**Items from a figure collection:**
^^^^
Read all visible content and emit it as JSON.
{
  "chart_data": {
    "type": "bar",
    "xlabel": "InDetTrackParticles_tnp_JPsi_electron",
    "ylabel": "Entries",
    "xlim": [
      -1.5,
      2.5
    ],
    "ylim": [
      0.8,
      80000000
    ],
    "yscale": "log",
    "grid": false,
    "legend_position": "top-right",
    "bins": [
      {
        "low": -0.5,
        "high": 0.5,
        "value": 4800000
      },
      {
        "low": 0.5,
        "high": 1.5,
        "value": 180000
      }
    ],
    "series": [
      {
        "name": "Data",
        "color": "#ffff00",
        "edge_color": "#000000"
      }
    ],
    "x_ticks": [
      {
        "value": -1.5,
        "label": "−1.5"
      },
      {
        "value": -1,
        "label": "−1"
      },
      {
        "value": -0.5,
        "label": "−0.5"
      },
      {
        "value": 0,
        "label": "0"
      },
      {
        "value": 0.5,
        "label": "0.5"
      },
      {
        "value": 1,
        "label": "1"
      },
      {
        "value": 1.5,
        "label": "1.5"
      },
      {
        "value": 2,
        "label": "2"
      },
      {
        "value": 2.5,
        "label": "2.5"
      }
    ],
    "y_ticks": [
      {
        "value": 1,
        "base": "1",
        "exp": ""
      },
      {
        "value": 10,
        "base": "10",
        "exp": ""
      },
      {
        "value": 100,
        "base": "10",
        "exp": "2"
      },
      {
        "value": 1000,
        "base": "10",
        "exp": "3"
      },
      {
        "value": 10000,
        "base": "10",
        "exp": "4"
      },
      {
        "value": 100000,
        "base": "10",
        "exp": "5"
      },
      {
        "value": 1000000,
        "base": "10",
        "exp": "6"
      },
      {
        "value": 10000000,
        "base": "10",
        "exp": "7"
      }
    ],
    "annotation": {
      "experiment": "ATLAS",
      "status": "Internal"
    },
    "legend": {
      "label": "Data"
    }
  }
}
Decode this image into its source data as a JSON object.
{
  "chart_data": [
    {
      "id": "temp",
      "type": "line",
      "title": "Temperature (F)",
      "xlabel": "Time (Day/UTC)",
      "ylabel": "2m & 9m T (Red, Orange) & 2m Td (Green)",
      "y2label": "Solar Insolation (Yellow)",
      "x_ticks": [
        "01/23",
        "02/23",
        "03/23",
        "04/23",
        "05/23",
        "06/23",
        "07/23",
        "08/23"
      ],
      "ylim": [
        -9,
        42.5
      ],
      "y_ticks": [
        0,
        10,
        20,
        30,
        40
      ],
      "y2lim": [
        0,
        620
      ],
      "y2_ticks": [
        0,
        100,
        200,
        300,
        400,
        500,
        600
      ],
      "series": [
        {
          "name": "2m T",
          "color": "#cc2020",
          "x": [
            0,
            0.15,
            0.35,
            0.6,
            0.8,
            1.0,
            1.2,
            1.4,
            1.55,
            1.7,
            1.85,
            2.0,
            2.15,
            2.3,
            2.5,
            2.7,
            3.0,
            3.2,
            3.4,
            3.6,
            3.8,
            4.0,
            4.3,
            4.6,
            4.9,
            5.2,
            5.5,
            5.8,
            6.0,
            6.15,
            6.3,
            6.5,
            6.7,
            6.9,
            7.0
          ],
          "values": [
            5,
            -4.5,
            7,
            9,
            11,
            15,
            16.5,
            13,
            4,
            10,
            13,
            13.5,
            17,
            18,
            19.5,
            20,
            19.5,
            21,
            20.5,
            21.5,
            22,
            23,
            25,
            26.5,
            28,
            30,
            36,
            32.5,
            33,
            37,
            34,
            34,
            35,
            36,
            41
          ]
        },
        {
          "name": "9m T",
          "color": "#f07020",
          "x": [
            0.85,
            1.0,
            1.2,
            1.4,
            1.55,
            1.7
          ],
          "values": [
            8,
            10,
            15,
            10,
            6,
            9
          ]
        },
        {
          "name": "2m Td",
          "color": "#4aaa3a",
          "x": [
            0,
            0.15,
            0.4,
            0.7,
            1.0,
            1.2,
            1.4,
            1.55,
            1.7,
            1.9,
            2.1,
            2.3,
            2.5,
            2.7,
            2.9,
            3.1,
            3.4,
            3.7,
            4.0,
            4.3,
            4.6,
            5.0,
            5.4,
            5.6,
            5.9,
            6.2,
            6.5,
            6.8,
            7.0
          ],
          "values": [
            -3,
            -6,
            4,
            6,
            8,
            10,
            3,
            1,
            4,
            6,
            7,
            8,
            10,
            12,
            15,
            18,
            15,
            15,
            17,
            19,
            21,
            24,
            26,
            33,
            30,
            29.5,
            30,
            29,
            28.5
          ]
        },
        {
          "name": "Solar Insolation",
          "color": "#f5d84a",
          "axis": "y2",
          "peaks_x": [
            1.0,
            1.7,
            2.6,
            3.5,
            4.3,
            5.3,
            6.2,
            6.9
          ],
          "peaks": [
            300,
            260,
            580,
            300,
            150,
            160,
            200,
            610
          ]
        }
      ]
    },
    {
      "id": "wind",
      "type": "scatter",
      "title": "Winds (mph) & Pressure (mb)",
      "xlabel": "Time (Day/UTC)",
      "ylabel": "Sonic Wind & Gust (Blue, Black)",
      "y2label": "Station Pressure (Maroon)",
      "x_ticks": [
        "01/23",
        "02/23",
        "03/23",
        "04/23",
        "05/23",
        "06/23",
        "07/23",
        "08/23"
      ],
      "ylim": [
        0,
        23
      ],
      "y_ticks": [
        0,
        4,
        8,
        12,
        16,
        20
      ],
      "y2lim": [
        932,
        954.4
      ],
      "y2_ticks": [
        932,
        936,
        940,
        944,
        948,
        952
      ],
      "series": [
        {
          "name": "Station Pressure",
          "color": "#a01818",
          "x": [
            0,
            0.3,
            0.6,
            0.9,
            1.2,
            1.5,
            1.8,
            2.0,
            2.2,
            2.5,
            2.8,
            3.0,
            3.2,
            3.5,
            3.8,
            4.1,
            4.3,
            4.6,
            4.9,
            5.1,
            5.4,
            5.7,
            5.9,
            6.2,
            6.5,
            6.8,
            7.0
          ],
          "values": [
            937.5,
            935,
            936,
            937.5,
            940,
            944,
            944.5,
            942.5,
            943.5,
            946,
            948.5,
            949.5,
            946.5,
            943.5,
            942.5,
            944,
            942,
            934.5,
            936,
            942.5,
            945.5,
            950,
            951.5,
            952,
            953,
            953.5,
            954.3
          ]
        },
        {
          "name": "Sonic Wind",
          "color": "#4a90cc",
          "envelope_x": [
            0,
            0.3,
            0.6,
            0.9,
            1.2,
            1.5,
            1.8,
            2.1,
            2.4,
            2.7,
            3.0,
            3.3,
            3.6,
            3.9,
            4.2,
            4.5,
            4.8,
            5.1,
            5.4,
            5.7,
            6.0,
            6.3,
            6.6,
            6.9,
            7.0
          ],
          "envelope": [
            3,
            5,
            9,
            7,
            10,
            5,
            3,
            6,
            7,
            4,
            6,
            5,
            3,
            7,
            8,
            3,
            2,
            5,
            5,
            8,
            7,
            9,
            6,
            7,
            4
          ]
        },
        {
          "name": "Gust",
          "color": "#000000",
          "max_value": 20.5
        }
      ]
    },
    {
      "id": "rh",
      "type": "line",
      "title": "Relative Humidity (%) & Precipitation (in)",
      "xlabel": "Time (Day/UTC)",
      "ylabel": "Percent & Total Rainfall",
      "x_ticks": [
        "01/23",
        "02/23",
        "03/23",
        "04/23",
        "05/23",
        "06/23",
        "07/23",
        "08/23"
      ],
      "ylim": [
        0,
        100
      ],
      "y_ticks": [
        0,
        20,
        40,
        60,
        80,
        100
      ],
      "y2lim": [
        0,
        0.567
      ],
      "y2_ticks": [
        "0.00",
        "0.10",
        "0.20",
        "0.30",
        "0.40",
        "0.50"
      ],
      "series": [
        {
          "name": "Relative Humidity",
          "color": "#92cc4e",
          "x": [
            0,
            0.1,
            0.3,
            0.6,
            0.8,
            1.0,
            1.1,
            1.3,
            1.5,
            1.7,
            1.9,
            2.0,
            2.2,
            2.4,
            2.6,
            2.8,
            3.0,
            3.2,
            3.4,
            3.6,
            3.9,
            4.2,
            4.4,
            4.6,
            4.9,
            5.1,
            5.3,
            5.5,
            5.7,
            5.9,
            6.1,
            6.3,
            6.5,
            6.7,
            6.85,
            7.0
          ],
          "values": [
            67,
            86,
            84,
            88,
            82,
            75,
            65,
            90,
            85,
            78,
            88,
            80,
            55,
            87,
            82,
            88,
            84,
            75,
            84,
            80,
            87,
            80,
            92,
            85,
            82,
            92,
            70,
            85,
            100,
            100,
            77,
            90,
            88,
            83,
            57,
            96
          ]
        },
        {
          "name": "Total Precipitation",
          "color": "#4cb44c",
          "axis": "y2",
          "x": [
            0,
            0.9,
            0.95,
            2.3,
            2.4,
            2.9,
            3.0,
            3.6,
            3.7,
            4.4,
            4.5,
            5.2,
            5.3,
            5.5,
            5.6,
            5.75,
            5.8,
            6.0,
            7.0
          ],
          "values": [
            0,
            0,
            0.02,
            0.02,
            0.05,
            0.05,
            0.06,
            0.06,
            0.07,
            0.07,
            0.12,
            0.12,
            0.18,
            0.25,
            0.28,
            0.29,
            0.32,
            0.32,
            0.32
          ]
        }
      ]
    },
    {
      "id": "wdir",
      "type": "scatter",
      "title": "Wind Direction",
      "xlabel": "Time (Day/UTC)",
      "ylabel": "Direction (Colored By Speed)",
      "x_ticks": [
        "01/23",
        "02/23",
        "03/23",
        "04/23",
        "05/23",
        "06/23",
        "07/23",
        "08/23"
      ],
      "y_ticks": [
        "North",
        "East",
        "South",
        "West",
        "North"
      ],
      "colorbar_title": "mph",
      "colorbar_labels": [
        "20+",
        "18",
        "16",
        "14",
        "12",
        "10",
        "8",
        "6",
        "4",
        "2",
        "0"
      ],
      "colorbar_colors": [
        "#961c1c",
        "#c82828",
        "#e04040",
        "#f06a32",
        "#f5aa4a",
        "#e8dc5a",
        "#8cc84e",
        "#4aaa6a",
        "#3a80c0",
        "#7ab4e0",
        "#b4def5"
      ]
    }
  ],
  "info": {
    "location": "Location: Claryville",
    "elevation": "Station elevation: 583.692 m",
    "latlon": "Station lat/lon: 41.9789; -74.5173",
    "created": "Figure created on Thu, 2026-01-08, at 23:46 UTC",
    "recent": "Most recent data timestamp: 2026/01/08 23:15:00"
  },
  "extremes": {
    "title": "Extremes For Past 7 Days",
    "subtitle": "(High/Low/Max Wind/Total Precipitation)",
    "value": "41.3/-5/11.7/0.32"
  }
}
^^^^
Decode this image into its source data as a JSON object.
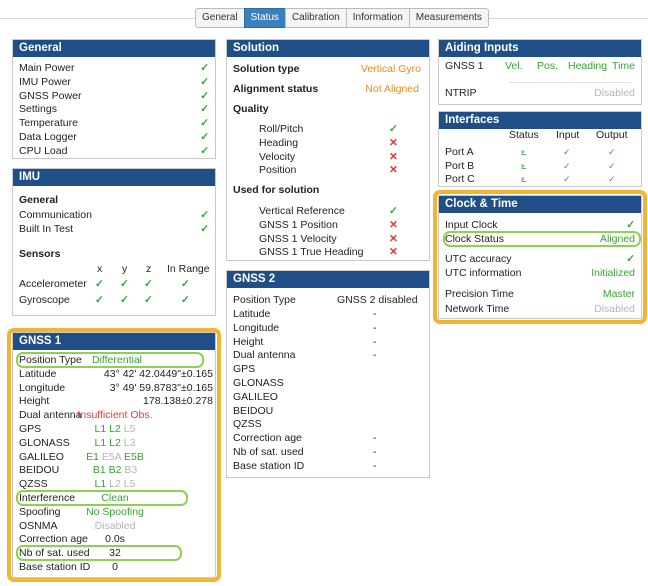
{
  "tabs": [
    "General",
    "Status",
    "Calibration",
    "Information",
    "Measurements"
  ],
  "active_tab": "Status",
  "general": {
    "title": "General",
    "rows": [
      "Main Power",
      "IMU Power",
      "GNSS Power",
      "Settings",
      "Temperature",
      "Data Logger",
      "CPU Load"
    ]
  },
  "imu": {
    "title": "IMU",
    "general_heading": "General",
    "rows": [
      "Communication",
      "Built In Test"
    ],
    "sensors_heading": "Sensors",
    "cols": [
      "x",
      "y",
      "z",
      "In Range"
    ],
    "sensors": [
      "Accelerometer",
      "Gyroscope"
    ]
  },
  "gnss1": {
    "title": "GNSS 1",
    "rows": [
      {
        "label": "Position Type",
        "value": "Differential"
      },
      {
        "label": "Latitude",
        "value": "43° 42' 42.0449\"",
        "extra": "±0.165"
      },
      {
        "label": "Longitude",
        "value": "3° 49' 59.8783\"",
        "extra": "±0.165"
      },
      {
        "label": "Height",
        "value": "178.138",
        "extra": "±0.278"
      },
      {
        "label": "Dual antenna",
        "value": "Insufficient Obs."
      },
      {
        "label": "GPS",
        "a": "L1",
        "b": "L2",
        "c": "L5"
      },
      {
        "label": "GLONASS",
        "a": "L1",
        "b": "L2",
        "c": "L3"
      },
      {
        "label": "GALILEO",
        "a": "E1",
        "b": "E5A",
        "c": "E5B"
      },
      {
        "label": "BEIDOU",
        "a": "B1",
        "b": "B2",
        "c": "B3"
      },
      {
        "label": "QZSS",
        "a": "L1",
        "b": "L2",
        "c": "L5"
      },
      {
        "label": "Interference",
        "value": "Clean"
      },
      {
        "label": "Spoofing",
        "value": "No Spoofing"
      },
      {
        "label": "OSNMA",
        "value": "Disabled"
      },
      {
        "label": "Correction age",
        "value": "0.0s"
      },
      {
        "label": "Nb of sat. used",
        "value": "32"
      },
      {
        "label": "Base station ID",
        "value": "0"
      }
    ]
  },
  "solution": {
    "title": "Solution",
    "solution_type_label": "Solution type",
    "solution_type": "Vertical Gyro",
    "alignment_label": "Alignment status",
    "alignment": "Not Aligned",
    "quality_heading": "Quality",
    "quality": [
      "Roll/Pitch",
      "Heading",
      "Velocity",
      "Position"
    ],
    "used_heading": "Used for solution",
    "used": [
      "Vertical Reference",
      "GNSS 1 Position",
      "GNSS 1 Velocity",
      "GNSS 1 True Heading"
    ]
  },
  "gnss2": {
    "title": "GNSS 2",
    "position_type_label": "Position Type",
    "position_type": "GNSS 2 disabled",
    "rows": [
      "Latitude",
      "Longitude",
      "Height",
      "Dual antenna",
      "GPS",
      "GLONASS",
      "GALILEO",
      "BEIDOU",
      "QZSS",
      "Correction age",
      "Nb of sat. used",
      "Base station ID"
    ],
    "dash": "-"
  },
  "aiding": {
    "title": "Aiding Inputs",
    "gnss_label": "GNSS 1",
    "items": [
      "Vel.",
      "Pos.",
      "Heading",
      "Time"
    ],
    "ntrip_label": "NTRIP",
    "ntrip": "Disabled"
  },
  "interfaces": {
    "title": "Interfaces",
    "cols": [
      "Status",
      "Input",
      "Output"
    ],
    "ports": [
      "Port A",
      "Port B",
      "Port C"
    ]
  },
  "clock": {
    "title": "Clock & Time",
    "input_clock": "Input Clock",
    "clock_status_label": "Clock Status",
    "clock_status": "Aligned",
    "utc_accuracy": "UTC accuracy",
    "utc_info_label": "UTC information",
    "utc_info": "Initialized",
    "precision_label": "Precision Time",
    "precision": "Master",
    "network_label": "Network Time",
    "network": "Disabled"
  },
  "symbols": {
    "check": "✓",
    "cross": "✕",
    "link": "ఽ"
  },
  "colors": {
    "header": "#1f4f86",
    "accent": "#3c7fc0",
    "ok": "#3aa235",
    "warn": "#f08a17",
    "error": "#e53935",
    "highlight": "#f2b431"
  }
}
^^^^
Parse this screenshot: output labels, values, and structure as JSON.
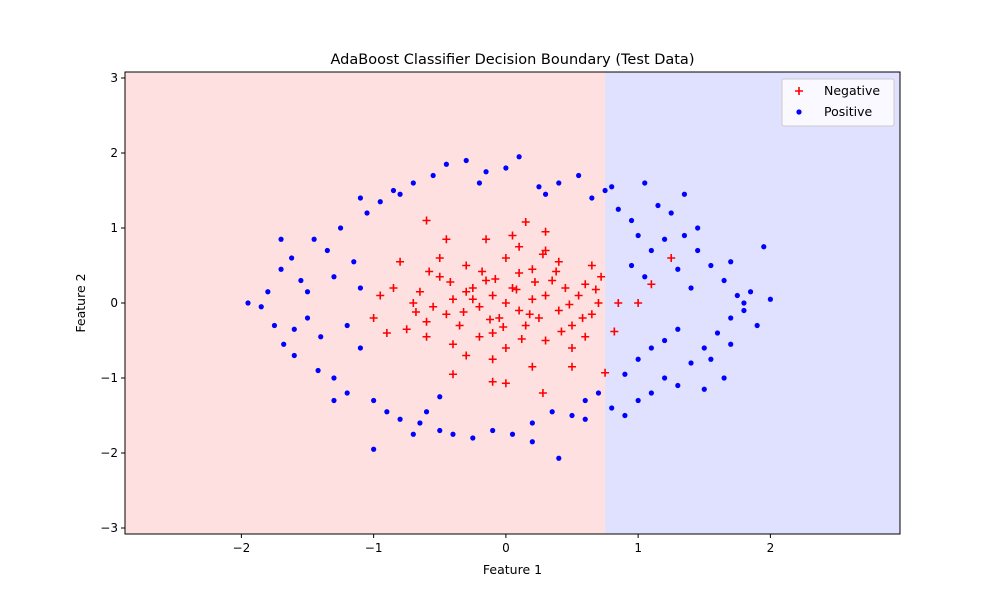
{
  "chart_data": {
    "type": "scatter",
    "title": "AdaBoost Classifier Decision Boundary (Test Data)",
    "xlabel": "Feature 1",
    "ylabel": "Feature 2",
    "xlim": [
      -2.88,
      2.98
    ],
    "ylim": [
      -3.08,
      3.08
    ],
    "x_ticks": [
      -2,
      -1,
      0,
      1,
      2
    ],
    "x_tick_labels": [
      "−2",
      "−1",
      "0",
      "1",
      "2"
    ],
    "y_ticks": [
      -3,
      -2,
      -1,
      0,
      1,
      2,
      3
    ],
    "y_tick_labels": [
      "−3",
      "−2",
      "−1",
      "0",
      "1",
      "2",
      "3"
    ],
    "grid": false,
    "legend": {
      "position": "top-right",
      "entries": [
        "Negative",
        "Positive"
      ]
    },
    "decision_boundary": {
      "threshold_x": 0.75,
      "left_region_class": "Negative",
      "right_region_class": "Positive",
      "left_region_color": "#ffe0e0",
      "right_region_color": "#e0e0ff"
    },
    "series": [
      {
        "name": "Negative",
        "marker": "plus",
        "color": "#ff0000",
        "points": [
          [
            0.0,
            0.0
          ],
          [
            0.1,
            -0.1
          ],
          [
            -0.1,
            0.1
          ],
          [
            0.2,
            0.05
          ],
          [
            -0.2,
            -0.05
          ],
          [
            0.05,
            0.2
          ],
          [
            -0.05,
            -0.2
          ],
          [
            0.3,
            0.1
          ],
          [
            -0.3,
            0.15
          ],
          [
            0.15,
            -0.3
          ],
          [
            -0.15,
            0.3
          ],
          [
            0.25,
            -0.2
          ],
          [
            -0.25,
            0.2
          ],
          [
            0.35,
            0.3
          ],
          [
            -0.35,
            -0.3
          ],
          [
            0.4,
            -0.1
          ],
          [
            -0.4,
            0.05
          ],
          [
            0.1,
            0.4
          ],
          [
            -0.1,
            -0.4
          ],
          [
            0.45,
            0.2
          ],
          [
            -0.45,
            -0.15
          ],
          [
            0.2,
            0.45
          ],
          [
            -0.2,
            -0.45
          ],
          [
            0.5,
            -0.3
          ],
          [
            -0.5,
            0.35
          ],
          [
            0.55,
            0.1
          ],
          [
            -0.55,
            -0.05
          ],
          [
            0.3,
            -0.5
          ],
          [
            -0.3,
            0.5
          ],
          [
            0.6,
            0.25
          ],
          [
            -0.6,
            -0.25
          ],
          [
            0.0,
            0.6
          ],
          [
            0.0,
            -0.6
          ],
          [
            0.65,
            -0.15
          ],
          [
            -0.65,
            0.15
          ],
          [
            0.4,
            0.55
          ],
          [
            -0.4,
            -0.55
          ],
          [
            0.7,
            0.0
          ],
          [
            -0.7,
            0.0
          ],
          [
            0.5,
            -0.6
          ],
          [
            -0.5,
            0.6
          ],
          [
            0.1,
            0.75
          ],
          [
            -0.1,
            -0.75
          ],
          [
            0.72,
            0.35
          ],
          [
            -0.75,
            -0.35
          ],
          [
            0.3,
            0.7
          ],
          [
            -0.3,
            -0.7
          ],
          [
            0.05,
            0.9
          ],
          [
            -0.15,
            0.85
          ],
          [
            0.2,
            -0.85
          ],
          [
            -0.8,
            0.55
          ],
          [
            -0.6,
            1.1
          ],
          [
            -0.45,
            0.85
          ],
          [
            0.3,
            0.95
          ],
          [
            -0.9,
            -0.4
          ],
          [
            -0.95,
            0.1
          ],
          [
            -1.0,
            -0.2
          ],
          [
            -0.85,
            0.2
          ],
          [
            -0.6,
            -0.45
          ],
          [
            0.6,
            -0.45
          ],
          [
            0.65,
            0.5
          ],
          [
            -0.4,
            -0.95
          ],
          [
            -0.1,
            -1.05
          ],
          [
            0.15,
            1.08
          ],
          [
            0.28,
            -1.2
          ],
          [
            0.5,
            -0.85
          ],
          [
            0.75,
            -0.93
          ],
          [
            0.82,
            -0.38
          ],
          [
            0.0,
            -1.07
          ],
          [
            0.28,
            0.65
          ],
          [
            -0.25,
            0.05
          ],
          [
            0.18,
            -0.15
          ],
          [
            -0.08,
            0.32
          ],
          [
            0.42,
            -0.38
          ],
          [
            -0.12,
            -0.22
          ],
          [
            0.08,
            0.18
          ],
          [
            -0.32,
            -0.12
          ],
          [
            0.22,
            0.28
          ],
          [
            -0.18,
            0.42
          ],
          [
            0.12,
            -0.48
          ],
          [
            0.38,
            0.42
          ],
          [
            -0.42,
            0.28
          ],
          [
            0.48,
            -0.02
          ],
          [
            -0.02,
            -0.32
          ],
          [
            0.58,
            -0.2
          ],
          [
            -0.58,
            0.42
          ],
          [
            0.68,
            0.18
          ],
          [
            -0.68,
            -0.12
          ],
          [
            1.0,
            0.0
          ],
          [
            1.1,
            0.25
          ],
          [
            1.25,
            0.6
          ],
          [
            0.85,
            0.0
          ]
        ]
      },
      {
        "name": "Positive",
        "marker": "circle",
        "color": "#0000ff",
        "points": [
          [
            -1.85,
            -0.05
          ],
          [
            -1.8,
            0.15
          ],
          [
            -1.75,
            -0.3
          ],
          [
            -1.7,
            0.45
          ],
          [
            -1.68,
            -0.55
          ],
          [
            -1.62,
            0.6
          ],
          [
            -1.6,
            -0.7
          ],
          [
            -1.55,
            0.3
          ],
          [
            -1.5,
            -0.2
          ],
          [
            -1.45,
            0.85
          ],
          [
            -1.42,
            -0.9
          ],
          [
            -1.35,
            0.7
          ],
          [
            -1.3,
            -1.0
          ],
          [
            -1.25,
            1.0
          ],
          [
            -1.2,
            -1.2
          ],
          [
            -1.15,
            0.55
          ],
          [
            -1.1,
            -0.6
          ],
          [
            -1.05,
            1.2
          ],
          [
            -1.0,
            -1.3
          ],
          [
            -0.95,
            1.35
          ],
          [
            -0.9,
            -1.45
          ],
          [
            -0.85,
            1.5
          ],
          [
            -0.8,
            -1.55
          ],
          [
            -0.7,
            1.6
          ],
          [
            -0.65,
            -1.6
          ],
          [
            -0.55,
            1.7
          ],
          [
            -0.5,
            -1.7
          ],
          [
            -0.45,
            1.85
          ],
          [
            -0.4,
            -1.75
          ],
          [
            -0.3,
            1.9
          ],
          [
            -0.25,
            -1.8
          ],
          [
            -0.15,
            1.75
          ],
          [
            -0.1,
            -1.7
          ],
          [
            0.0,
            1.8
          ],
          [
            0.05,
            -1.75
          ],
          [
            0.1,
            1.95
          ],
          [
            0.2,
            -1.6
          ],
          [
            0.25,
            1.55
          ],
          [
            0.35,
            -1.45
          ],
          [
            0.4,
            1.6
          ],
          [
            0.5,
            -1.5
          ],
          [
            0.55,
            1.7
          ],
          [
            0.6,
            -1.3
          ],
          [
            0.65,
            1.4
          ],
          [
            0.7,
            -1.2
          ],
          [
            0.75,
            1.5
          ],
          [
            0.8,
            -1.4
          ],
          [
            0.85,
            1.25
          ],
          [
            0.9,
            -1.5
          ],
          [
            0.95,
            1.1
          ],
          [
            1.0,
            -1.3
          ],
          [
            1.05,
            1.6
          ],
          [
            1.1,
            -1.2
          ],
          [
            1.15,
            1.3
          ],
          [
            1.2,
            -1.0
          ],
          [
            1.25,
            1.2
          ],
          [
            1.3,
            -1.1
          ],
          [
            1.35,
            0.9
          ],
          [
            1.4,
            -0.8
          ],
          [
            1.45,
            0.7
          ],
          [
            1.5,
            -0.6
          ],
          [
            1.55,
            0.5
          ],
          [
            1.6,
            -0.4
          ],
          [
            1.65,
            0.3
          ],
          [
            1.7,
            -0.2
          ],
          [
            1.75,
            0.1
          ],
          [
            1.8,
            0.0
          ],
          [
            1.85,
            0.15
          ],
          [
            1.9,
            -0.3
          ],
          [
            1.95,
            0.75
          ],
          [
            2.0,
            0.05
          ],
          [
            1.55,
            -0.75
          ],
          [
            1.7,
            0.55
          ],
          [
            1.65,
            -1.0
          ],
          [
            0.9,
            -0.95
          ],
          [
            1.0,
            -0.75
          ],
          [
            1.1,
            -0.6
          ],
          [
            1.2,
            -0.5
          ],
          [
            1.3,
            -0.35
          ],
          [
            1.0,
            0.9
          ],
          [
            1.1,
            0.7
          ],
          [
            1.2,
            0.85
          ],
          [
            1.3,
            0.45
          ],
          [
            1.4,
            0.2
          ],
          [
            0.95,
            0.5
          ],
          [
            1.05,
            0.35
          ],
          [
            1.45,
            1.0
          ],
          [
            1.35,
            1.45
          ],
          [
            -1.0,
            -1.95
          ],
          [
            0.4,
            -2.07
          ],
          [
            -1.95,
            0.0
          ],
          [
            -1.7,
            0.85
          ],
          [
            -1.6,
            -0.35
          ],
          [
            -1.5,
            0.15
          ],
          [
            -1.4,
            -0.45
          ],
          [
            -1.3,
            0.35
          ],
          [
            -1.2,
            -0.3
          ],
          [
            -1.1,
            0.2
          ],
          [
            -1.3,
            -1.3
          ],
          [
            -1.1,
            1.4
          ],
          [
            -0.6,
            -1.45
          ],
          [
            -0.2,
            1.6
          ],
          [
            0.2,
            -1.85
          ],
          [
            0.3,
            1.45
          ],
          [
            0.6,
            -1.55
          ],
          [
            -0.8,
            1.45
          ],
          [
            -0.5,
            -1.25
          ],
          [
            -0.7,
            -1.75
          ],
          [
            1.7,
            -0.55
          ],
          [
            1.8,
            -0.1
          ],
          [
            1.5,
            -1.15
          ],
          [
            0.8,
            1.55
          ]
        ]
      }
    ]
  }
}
^^^^
**Brief:** Gather up the lines that contain the word "Precipitation".

**Response to the task:**
      "title": "Relative Humidity (%) & Precipitation (in)",
          "name": "Total Precipitation",
    "subtitle": "(High/Low/Max Wind/Total Precipitation)",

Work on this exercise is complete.